Work required:
Read the material below and tally how many lines hold the word "АЗМАР", giving the number and nothing else.

++++ Items ++++

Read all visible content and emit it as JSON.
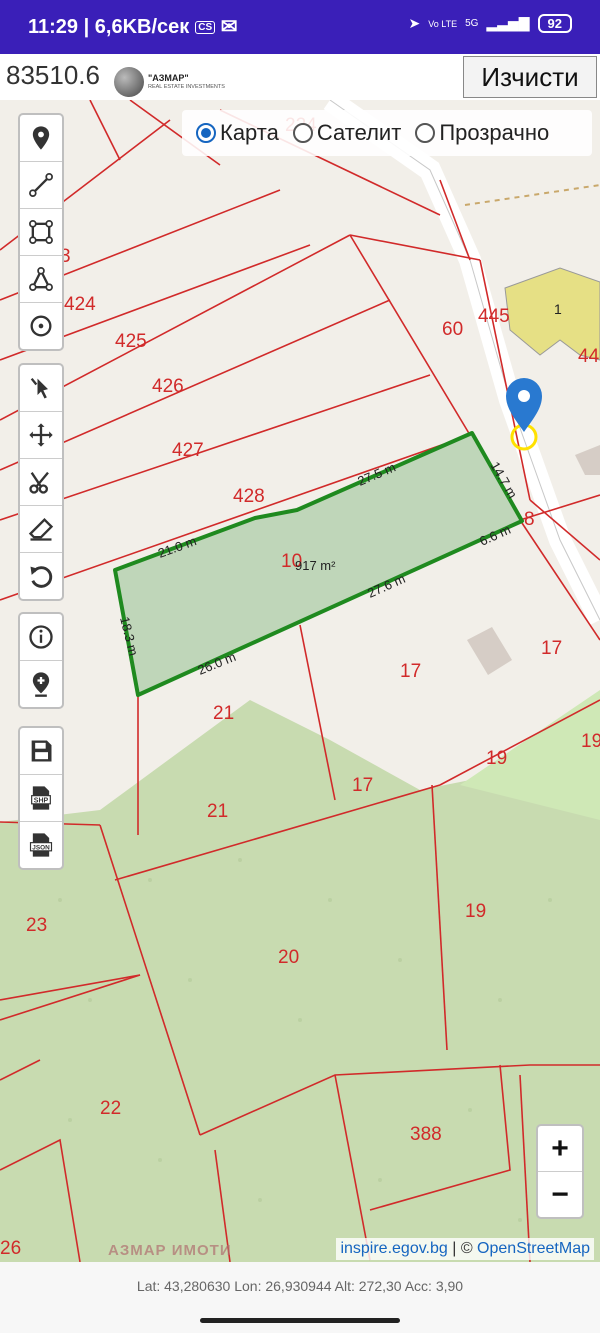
{
  "status_bar": {
    "time": "11:29",
    "speed": "| 6,6KB/сек",
    "cs_badge": "CS",
    "network": "5G",
    "volte": "Vo LTE",
    "battery": "92"
  },
  "header": {
    "parcel_id": "83510.6",
    "logo_title": "\"АЗМАР\"",
    "logo_subtitle": "REAL ESTATE INVESTMENTS",
    "clear_label": "Изчисти"
  },
  "layers": {
    "options": [
      "Карта",
      "Сателит",
      "Прозрачно"
    ],
    "selected": "Карта"
  },
  "tools": {
    "draw": [
      "marker-icon",
      "polyline-icon",
      "rectangle-icon",
      "polygon-icon",
      "circle-icon"
    ],
    "edit": [
      "select-cursor-icon",
      "move-icon",
      "scissors-icon",
      "eraser-icon",
      "undo-icon"
    ],
    "info": [
      "info-icon",
      "location-add-icon"
    ],
    "export": [
      "save-icon",
      "shp-icon",
      "json-icon"
    ]
  },
  "map": {
    "parcel_numbers": [
      "424",
      "425",
      "426",
      "427",
      "428",
      "10",
      "60",
      "445",
      "1",
      "44",
      "8",
      "17",
      "17",
      "19",
      "19",
      "21",
      "21",
      "17",
      "23",
      "20",
      "19",
      "22",
      "388",
      "26",
      "224",
      "3"
    ],
    "area_label": "917 m²",
    "segments": [
      "21.0 m",
      "27.5 m",
      "14.7 m",
      "6.6 m",
      "27.6 m",
      "26.0 m",
      "18.3 m"
    ],
    "watermark": "АЗМАР ИМОТИ",
    "colors": {
      "selection": "#1f8a1f",
      "parcel_line": "#d12a2a",
      "forest": "#c8dbb0",
      "marker": "#2979d0"
    }
  },
  "zoom": {
    "in": "+",
    "out": "−"
  },
  "attribution": {
    "source": "inspire.egov.bg",
    "separator": " | © ",
    "osm": "OpenStreetMap"
  },
  "footer": {
    "coords": "Lat: 43,280630 Lon: 26,930944 Alt: 272,30 Acc: 3,90"
  }
}
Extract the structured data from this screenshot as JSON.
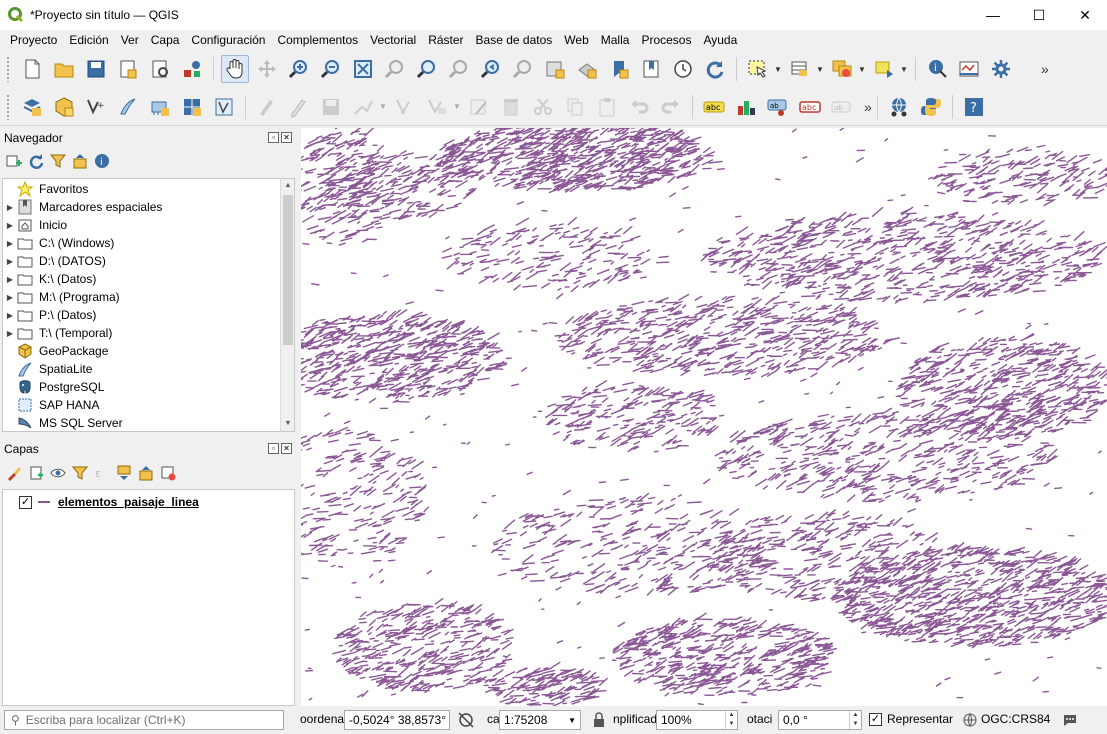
{
  "window": {
    "title": "*Proyecto sin título — QGIS",
    "minimize": "—",
    "maximize": "☐",
    "close": "✕"
  },
  "menu": [
    "Proyecto",
    "Edición",
    "Ver",
    "Capa",
    "Configuración",
    "Complementos",
    "Vectorial",
    "Ráster",
    "Base de datos",
    "Web",
    "Malla",
    "Procesos",
    "Ayuda"
  ],
  "toolbar_more": "»",
  "navigator": {
    "title": "Navegador",
    "items": [
      {
        "label": "Favoritos",
        "icon": "star-icon",
        "expandable": false
      },
      {
        "label": "Marcadores espaciales",
        "icon": "bookmarks-icon",
        "expandable": true
      },
      {
        "label": "Inicio",
        "icon": "home-folder-icon",
        "expandable": true
      },
      {
        "label": "C:\\ (Windows)",
        "icon": "folder-icon",
        "expandable": true
      },
      {
        "label": "D:\\ (DATOS)",
        "icon": "folder-icon",
        "expandable": true
      },
      {
        "label": "K:\\ (Datos)",
        "icon": "folder-icon",
        "expandable": true
      },
      {
        "label": "M:\\ (Programa)",
        "icon": "folder-icon",
        "expandable": true
      },
      {
        "label": "P:\\ (Datos)",
        "icon": "folder-icon",
        "expandable": true
      },
      {
        "label": "T:\\ (Temporal)",
        "icon": "folder-icon",
        "expandable": true
      },
      {
        "label": "GeoPackage",
        "icon": "geopackage-icon",
        "expandable": false
      },
      {
        "label": "SpatiaLite",
        "icon": "spatialite-icon",
        "expandable": false
      },
      {
        "label": "PostgreSQL",
        "icon": "postgresql-icon",
        "expandable": false
      },
      {
        "label": "SAP HANA",
        "icon": "saphana-icon",
        "expandable": false
      },
      {
        "label": "MS SQL Server",
        "icon": "mssql-icon",
        "expandable": false
      }
    ]
  },
  "layers_panel": {
    "title": "Capas",
    "layers": [
      {
        "name": "elementos_paisaje_linea",
        "visible": true,
        "color": "#8b5896"
      }
    ]
  },
  "status": {
    "locator_placeholder": "Escriba para localizar (Ctrl+K)",
    "coord_label": "oordenac",
    "coord_value": "-0,5024°  38,8573°",
    "scale_label": "ca",
    "scale_value": "1:75208",
    "magnifier_label": "nplificad",
    "magnifier_value": "100%",
    "rotation_label": "otaci",
    "rotation_value": "0,0 °",
    "render_label": "Representar",
    "crs": "OGC:CRS84"
  },
  "colors": {
    "feature": "#8b5896",
    "map_bg": "#ffffff",
    "chrome": "#f0f0f0"
  }
}
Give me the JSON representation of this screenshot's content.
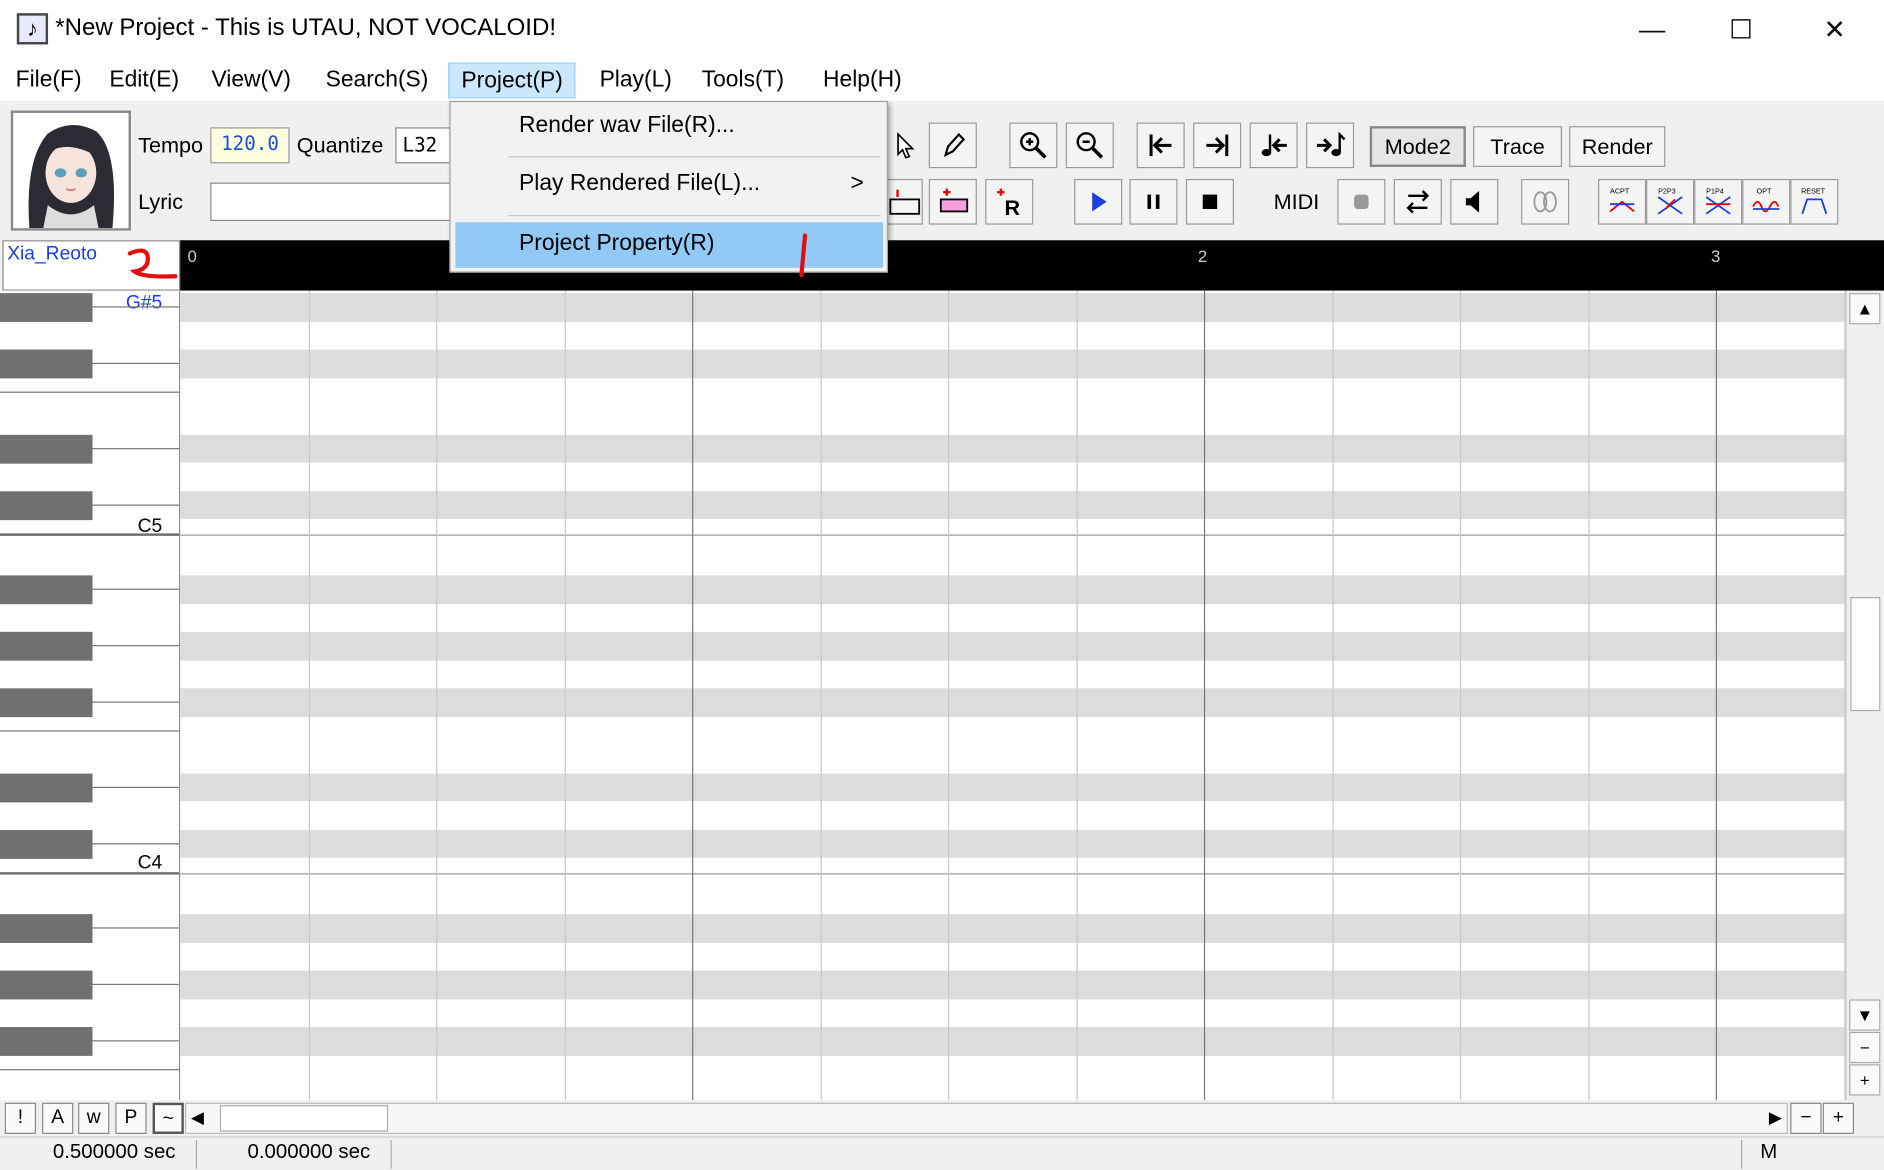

++++

The response:
2